* START Records for processing *

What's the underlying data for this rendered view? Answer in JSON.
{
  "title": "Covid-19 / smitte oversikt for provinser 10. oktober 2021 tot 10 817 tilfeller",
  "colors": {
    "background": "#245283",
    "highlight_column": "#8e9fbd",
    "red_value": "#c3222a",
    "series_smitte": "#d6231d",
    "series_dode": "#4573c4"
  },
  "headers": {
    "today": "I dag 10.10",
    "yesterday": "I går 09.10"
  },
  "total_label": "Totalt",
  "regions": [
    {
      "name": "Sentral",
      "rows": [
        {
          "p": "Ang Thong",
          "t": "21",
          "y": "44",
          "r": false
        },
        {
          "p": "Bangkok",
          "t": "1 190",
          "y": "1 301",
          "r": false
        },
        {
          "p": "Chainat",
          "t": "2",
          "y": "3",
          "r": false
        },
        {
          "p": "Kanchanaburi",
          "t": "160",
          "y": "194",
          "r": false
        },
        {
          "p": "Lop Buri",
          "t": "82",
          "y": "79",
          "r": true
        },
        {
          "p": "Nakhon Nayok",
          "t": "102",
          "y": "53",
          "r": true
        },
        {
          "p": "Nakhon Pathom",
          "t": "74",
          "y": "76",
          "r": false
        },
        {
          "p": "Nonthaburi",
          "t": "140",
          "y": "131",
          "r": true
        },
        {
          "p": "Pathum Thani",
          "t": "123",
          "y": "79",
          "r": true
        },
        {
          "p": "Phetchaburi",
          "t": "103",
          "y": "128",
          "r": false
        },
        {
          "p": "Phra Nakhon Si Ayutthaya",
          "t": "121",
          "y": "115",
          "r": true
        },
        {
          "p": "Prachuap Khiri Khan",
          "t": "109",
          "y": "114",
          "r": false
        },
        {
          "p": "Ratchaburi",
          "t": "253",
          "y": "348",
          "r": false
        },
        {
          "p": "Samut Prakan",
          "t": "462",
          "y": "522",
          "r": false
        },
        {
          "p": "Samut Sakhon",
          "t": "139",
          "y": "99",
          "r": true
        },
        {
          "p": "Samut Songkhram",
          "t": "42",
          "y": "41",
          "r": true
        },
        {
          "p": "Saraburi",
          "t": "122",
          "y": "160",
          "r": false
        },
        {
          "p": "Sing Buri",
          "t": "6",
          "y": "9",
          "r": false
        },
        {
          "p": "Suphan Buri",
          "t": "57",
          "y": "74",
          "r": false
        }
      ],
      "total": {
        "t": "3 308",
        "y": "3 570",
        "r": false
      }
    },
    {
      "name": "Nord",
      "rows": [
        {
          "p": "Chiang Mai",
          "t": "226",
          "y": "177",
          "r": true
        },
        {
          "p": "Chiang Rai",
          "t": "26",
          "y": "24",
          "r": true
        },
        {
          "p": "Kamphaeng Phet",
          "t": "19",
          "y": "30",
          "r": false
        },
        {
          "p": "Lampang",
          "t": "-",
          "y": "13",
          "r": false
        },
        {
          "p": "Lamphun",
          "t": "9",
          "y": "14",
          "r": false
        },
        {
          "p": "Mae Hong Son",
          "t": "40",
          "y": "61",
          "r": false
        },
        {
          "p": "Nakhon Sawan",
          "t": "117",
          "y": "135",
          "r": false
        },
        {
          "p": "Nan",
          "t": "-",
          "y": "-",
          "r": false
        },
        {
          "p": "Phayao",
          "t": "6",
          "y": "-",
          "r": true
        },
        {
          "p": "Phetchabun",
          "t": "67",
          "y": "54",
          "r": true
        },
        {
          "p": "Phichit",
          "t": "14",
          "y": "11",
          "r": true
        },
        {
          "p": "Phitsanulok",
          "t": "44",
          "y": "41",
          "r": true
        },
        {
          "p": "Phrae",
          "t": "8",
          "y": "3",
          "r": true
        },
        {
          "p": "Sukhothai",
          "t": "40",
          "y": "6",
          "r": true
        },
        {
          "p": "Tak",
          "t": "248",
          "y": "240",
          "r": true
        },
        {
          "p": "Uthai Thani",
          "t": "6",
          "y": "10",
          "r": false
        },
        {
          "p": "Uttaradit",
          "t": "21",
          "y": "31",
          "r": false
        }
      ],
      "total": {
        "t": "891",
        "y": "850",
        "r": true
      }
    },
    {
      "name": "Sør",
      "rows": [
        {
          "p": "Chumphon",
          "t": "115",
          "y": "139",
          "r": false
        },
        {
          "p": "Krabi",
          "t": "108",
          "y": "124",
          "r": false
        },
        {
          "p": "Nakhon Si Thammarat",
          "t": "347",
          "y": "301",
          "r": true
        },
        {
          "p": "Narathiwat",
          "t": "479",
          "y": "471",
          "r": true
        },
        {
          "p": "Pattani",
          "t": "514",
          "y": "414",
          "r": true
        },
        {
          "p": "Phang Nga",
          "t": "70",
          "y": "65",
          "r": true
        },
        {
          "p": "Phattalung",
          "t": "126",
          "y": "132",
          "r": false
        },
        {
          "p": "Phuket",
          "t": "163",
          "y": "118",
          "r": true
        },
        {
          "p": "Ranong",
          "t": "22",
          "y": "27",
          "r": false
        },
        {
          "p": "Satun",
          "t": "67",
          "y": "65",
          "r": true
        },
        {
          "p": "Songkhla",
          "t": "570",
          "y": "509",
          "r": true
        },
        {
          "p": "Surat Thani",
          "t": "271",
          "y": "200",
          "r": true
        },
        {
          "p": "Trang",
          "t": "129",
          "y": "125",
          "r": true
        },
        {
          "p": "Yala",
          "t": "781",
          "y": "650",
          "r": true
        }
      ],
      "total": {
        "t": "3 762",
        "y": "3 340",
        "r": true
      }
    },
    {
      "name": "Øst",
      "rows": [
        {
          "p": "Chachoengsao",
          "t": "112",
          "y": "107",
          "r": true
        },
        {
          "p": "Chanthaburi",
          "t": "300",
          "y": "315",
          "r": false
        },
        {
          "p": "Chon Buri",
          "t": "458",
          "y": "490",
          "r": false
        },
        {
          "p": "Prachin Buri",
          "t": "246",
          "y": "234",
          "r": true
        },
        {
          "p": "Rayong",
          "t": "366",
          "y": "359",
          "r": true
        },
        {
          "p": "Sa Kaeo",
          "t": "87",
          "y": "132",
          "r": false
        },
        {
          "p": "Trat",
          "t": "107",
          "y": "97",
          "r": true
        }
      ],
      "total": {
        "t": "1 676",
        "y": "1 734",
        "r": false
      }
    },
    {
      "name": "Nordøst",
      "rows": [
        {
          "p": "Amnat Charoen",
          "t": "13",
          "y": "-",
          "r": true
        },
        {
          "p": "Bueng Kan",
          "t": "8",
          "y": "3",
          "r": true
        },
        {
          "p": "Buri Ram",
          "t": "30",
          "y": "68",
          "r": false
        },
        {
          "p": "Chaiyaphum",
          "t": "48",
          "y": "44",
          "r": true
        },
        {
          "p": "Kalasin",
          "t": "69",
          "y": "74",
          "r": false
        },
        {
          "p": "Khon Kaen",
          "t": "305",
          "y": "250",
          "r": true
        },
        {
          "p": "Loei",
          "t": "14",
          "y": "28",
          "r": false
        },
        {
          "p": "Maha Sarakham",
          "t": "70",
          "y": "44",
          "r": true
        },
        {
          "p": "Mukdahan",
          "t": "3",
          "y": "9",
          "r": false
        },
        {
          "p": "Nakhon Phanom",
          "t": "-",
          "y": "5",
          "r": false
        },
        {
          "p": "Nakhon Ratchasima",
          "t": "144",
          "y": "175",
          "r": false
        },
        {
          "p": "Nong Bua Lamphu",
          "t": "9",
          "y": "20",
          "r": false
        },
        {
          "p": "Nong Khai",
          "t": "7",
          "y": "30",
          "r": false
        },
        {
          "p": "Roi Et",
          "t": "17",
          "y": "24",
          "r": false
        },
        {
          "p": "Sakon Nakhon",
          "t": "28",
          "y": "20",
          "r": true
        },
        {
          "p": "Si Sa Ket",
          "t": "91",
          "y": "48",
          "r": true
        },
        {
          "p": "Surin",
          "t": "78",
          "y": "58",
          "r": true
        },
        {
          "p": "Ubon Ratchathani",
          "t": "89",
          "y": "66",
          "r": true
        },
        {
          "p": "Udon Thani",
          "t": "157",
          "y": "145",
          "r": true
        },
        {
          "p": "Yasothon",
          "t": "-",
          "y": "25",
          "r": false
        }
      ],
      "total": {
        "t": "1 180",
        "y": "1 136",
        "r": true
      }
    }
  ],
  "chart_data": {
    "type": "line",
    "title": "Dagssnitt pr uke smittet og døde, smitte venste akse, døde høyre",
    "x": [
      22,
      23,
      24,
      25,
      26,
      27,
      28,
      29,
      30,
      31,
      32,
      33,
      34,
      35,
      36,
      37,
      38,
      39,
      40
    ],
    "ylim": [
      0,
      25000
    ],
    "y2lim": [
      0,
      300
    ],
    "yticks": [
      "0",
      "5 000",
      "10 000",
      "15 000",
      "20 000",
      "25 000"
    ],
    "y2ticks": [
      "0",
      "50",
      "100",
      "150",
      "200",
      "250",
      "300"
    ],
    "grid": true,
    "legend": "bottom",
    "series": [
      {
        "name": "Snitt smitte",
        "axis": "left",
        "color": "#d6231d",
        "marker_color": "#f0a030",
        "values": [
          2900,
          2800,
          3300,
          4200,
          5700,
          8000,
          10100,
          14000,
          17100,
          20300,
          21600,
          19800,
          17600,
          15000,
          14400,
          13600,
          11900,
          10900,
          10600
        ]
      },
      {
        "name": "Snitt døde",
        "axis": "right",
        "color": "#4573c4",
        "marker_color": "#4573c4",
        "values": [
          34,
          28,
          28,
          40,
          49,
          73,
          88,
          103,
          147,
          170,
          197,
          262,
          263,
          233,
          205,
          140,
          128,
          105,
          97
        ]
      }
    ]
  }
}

* END Records for processing *

Exercise requirements: Scan the material above. Copy each line that holds the word "Samut".

Answer below:
          "p": "Samut Prakan",
          "p": "Samut Sakhon",
          "p": "Samut Songkhram",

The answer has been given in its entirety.